*GIVEN PROBLEM*.
Give every entry again, word for word.

━━━ INPUT MATERIAL

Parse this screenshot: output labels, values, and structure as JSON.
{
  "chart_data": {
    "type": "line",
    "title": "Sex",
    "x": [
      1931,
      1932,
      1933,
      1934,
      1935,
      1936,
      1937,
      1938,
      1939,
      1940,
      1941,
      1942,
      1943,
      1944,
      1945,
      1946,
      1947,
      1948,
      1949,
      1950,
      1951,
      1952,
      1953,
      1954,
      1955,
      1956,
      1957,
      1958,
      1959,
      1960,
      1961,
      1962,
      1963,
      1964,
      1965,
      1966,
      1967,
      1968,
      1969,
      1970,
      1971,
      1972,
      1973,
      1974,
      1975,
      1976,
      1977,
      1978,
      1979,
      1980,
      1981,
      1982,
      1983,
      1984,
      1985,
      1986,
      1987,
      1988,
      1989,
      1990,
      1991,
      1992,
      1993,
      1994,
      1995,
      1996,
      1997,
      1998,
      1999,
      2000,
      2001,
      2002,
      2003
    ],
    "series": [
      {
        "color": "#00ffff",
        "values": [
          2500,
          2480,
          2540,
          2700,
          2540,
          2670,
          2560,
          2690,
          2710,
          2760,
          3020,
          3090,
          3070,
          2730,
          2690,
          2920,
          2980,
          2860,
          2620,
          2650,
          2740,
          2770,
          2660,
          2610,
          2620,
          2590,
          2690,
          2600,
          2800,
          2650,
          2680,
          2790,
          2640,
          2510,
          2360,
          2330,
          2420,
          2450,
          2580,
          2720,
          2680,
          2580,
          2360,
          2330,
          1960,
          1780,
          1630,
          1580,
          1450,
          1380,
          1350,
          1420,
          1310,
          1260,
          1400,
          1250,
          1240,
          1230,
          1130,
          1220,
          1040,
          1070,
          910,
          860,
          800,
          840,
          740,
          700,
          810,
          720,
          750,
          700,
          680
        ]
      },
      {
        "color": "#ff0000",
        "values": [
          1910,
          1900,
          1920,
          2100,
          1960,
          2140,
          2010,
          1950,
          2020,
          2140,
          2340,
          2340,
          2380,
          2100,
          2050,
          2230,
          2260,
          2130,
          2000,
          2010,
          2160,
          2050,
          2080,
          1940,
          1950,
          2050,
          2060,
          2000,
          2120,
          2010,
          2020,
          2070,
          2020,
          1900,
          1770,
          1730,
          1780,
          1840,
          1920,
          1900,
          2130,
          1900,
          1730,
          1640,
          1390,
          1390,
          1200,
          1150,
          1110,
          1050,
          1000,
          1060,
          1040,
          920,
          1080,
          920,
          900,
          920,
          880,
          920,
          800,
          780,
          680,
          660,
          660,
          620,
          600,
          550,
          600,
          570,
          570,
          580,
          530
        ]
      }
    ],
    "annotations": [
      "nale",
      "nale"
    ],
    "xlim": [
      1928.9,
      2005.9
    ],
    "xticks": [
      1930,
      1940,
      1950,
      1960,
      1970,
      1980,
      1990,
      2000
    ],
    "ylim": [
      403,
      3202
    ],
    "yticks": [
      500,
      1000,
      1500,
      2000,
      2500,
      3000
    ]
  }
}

━━━━━━

*REPLY TO THE EXERCISE*.
Parse this screenshot: output labels, values, and structure as JSON.
{
  "chart_data": {
    "type": "line",
    "title": "Sex",
    "x": [
      1931,
      1932,
      1933,
      1934,
      1935,
      1936,
      1937,
      1938,
      1939,
      1940,
      1941,
      1942,
      1943,
      1944,
      1945,
      1946,
      1947,
      1948,
      1949,
      1950,
      1951,
      1952,
      1953,
      1954,
      1955,
      1956,
      1957,
      1958,
      1959,
      1960,
      1961,
      1962,
      1963,
      1964,
      1965,
      1966,
      1967,
      1968,
      1969,
      1970,
      1971,
      1972,
      1973,
      1974,
      1975,
      1976,
      1977,
      1978,
      1979,
      1980,
      1981,
      1982,
      1983,
      1984,
      1985,
      1986,
      1987,
      1988,
      1989,
      1990,
      1991,
      1992,
      1993,
      1994,
      1995,
      1996,
      1997,
      1998,
      1999,
      2000,
      2001,
      2002,
      2003
    ],
    "series": [
      {
        "color": "#00ffff",
        "values": [
          2500,
          2480,
          2540,
          2700,
          2540,
          2670,
          2560,
          2690,
          2710,
          2760,
          3020,
          3090,
          3070,
          2730,
          2690,
          2920,
          2980,
          2860,
          2620,
          2650,
          2740,
          2770,
          2660,
          2610,
          2620,
          2590,
          2690,
          2600,
          2800,
          2650,
          2680,
          2790,
          2640,
          2510,
          2360,
          2330,
          2420,
          2450,
          2580,
          2720,
          2680,
          2580,
          2360,
          2330,
          1960,
          1780,
          1630,
          1580,
          1450,
          1380,
          1350,
          1420,
          1310,
          1260,
          1400,
          1250,
          1240,
          1230,
          1130,
          1220,
          1040,
          1070,
          910,
          860,
          800,
          840,
          740,
          700,
          810,
          720,
          750,
          700,
          680
        ]
      },
      {
        "color": "#ff0000",
        "values": [
          1910,
          1900,
          1920,
          2100,
          1960,
          2140,
          2010,
          1950,
          2020,
          2140,
          2340,
          2340,
          2380,
          2100,
          2050,
          2230,
          2260,
          2130,
          2000,
          2010,
          2160,
          2050,
          2080,
          1940,
          1950,
          2050,
          2060,
          2000,
          2120,
          2010,
          2020,
          2070,
          2020,
          1900,
          1770,
          1730,
          1780,
          1840,
          1920,
          1900,
          2130,
          1900,
          1730,
          1640,
          1390,
          1390,
          1200,
          1150,
          1110,
          1050,
          1000,
          1060,
          1040,
          920,
          1080,
          920,
          900,
          920,
          880,
          920,
          800,
          780,
          680,
          660,
          660,
          620,
          600,
          550,
          600,
          570,
          570,
          580,
          530
        ]
      }
    ],
    "annotations": [
      "nale",
      "nale"
    ],
    "xlim": [
      1928.9,
      2005.9
    ],
    "xticks": [
      1930,
      1940,
      1950,
      1960,
      1970,
      1980,
      1990,
      2000
    ],
    "ylim": [
      403,
      3202
    ],
    "yticks": [
      500,
      1000,
      1500,
      2000,
      2500,
      3000
    ]
  }
}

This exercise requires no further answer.